**Description of the task:**
Copy the listing below line for line, leaving out the pictures.

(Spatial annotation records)
** start **

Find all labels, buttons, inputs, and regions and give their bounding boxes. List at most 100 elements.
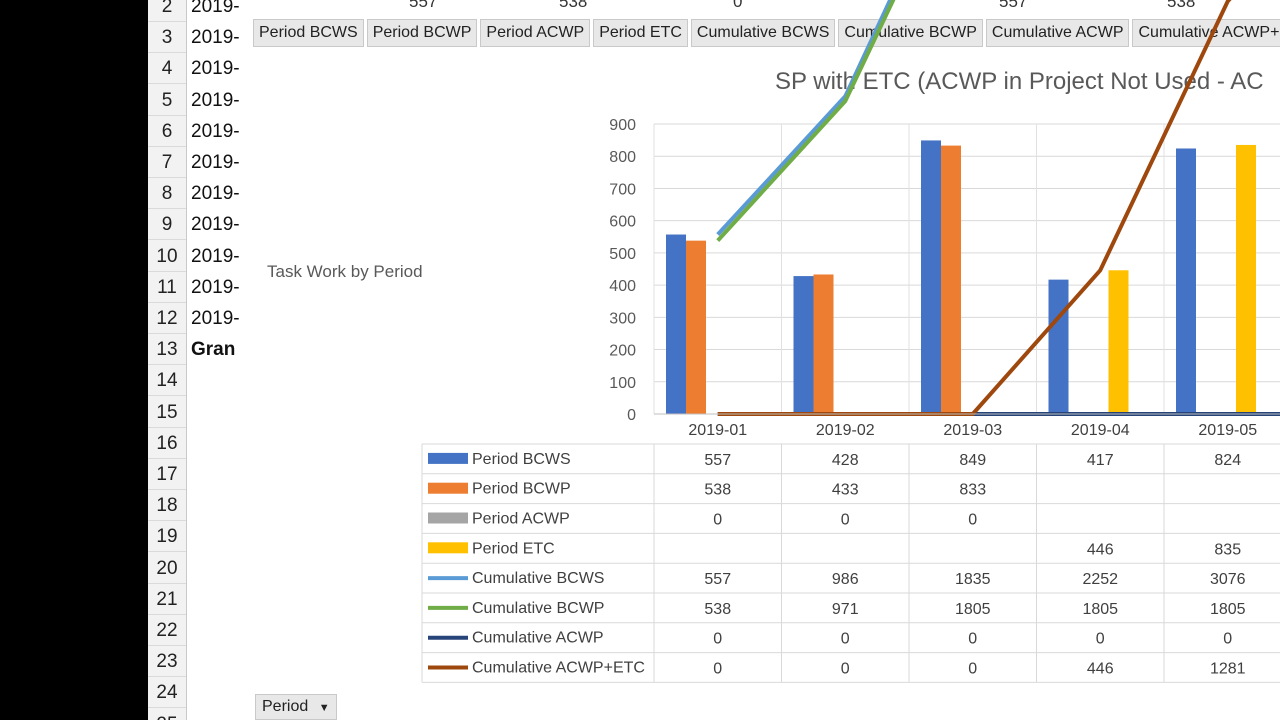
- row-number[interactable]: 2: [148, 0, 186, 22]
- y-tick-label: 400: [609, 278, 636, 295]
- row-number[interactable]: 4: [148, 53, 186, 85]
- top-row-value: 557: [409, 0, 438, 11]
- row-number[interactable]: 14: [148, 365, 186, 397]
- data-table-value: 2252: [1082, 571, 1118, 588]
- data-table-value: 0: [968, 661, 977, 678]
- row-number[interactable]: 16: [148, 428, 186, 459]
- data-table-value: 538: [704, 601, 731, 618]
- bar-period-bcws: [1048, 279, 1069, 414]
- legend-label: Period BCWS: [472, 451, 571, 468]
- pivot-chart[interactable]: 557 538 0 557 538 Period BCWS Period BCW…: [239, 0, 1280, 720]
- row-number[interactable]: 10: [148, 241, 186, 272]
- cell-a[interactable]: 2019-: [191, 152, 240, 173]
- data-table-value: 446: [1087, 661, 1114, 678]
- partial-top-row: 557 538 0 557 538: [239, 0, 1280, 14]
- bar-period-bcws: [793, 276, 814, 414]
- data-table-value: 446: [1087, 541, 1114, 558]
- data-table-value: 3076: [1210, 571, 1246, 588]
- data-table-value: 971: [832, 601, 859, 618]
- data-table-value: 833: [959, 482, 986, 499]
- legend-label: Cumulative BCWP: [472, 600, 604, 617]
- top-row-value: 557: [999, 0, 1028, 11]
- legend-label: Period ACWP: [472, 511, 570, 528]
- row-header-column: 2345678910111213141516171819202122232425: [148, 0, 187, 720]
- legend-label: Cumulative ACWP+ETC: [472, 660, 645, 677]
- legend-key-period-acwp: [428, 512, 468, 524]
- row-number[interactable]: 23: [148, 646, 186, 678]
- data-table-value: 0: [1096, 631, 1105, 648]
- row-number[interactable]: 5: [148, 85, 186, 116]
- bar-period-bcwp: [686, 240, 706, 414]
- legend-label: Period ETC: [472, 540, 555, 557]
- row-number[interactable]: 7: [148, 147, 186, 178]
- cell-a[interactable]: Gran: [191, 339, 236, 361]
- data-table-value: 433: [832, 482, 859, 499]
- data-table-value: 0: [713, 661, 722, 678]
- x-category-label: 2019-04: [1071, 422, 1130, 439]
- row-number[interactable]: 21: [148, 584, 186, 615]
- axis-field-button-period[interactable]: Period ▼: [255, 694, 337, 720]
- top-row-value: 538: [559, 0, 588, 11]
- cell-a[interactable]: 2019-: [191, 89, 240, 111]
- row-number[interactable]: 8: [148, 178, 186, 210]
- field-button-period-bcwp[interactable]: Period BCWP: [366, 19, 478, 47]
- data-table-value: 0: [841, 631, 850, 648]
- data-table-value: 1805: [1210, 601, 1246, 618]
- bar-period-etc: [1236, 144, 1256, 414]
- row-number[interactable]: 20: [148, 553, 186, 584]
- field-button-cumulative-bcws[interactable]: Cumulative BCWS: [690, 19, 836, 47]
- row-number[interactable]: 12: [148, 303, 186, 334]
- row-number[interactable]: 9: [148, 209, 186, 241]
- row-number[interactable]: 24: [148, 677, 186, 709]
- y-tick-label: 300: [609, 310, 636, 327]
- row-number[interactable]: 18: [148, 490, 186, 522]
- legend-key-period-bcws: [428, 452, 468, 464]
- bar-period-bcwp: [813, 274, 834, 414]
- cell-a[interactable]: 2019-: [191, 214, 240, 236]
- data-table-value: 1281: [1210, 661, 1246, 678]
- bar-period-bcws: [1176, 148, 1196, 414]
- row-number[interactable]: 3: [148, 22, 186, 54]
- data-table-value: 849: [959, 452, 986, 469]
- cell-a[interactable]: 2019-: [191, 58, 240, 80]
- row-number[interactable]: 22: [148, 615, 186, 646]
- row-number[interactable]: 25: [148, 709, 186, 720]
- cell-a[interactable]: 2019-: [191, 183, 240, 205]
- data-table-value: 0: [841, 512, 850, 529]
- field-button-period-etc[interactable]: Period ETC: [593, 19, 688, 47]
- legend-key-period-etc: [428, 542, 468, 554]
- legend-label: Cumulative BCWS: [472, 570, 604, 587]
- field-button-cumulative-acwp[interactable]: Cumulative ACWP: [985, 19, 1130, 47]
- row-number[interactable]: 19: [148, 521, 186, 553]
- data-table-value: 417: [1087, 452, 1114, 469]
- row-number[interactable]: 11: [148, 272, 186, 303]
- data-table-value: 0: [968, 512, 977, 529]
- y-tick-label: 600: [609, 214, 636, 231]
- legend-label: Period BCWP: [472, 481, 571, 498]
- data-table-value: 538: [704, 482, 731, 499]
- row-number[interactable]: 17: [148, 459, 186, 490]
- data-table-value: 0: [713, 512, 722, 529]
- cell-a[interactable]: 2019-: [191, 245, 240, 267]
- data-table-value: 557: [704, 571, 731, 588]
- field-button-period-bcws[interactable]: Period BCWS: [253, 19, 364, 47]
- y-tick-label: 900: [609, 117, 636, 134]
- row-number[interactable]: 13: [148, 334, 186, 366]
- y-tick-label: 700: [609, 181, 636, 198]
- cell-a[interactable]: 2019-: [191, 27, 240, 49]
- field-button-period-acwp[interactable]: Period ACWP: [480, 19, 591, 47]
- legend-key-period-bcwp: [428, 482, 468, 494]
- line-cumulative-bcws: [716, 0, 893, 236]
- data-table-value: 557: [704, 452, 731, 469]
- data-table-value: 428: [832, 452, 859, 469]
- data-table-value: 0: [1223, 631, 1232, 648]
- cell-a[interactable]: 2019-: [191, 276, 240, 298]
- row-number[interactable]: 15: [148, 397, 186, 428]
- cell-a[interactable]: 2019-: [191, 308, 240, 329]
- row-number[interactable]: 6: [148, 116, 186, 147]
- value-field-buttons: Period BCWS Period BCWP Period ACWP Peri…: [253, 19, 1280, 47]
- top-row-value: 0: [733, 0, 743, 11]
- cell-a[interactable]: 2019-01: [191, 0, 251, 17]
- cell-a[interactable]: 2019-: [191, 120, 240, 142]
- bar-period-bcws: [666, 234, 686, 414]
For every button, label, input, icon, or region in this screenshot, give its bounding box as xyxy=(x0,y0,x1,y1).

** end **

**Written reply:**
Find all labels, buttons, inputs, and regions and give their bounding boxes. List at most 100 elements.
- row-number[interactable]: 2: [148, 0, 186, 22]
- y-tick-label: 400: [609, 278, 636, 295]
- row-number[interactable]: 4: [148, 53, 186, 85]
- top-row-value: 557: [409, 0, 438, 11]
- row-number[interactable]: 14: [148, 365, 186, 397]
- data-table-value: 2252: [1082, 571, 1118, 588]
- data-table-value: 0: [968, 661, 977, 678]
- row-number[interactable]: 16: [148, 428, 186, 459]
- data-table-value: 538: [704, 601, 731, 618]
- bar-period-bcws: [1048, 279, 1069, 414]
- legend-label: Period BCWS: [472, 451, 571, 468]
- pivot-chart[interactable]: 557 538 0 557 538 Period BCWS Period BCW…: [239, 0, 1280, 720]
- row-number[interactable]: 10: [148, 241, 186, 272]
- cell-a[interactable]: 2019-: [191, 152, 240, 173]
- data-table-value: 446: [1087, 661, 1114, 678]
- partial-top-row: 557 538 0 557 538: [239, 0, 1280, 14]
- bar-period-bcws: [793, 276, 814, 414]
- data-table-value: 446: [1087, 541, 1114, 558]
- data-table-value: 3076: [1210, 571, 1246, 588]
- data-table-value: 971: [832, 601, 859, 618]
- data-table-value: 833: [959, 482, 986, 499]
- legend-label: Cumulative BCWP: [472, 600, 604, 617]
- top-row-value: 557: [999, 0, 1028, 11]
- legend-label: Period ACWP: [472, 511, 570, 528]
- row-header-column: 2345678910111213141516171819202122232425: [148, 0, 187, 720]
- legend-label: Cumulative ACWP+ETC: [472, 660, 645, 677]
- legend-key-period-acwp: [428, 512, 468, 524]
- row-number[interactable]: 23: [148, 646, 186, 678]
- data-table-value: 0: [1096, 631, 1105, 648]
- row-number[interactable]: 5: [148, 85, 186, 116]
- bar-period-bcwp: [686, 240, 706, 414]
- legend-label: Period ETC: [472, 540, 555, 557]
- row-number[interactable]: 7: [148, 147, 186, 178]
- cell-a[interactable]: Gran: [191, 339, 236, 361]
- data-table-value: 433: [832, 482, 859, 499]
- data-table-value: 0: [713, 661, 722, 678]
- x-category-label: 2019-04: [1071, 422, 1130, 439]
- row-number[interactable]: 21: [148, 584, 186, 615]
- axis-field-button-period[interactable]: Period ▼: [255, 694, 337, 720]
- top-row-value: 538: [559, 0, 588, 11]
- cell-a[interactable]: 2019-: [191, 89, 240, 111]
- row-number[interactable]: 8: [148, 178, 186, 210]
- field-button-period-bcwp[interactable]: Period BCWP: [366, 19, 478, 47]
- data-table-value: 0: [841, 631, 850, 648]
- data-table-value: 1805: [1210, 601, 1246, 618]
- bar-period-etc: [1236, 144, 1256, 414]
- row-number[interactable]: 20: [148, 553, 186, 584]
- field-button-cumulative-bcws[interactable]: Cumulative BCWS: [690, 19, 836, 47]
- row-number[interactable]: 12: [148, 303, 186, 334]
- row-number[interactable]: 9: [148, 209, 186, 241]
- row-number[interactable]: 24: [148, 677, 186, 709]
- y-tick-label: 300: [609, 310, 636, 327]
- row-number[interactable]: 18: [148, 490, 186, 522]
- legend-key-period-bcws: [428, 452, 468, 464]
- bar-period-bcwp: [813, 274, 834, 414]
- cell-a[interactable]: 2019-: [191, 214, 240, 236]
- data-table-value: 1281: [1210, 661, 1246, 678]
- bar-period-bcws: [1176, 148, 1196, 414]
- row-number[interactable]: 3: [148, 22, 186, 54]
- data-table-value: 849: [959, 452, 986, 469]
- cell-a[interactable]: 2019-: [191, 58, 240, 80]
- row-number[interactable]: 22: [148, 615, 186, 646]
- row-number[interactable]: 25: [148, 709, 186, 720]
- cell-a[interactable]: 2019-: [191, 183, 240, 205]
- data-table-value: 0: [841, 512, 850, 529]
- field-button-period-etc[interactable]: Period ETC: [593, 19, 688, 47]
- legend-key-period-etc: [428, 542, 468, 554]
- legend-label: Cumulative BCWS: [472, 570, 604, 587]
- field-button-cumulative-acwp[interactable]: Cumulative ACWP: [985, 19, 1130, 47]
- row-number[interactable]: 19: [148, 521, 186, 553]
- data-table-value: 417: [1087, 452, 1114, 469]
- row-number[interactable]: 11: [148, 272, 186, 303]
- data-table-value: 0: [968, 512, 977, 529]
- y-tick-label: 600: [609, 214, 636, 231]
- legend-label: Period BCWP: [472, 481, 571, 498]
- data-table-value: 538: [704, 482, 731, 499]
- row-number[interactable]: 17: [148, 459, 186, 490]
- data-table-value: 0: [713, 512, 722, 529]
- cell-a[interactable]: 2019-: [191, 245, 240, 267]
- data-table-value: 557: [704, 571, 731, 588]
- field-button-period-bcws[interactable]: Period BCWS: [253, 19, 364, 47]
- y-tick-label: 900: [609, 117, 636, 134]
- row-number[interactable]: 13: [148, 334, 186, 366]
- y-tick-label: 700: [609, 181, 636, 198]
- cell-a[interactable]: 2019-: [191, 27, 240, 49]
- field-button-period-acwp[interactable]: Period ACWP: [480, 19, 591, 47]
- legend-key-period-bcwp: [428, 482, 468, 494]
- line-cumulative-bcws: [716, 0, 893, 236]
- data-table-value: 557: [704, 452, 731, 469]
- data-table-value: 428: [832, 452, 859, 469]
- data-table-value: 0: [1223, 631, 1232, 648]
- cell-a[interactable]: 2019-: [191, 276, 240, 298]
- row-number[interactable]: 15: [148, 397, 186, 428]
- cell-a[interactable]: 2019-: [191, 308, 240, 329]
- row-number[interactable]: 6: [148, 116, 186, 147]
- value-field-buttons: Period BCWS Period BCWP Period ACWP Peri…: [253, 19, 1280, 47]
- top-row-value: 0: [733, 0, 743, 11]
- cell-a[interactable]: 2019-01: [191, 0, 251, 17]
- cell-a[interactable]: 2019-: [191, 120, 240, 142]
- bar-period-bcws: [666, 234, 686, 414]
For every button, label, input, icon, or region in this screenshot, give its bounding box as xyxy=(x0,y0,x1,y1).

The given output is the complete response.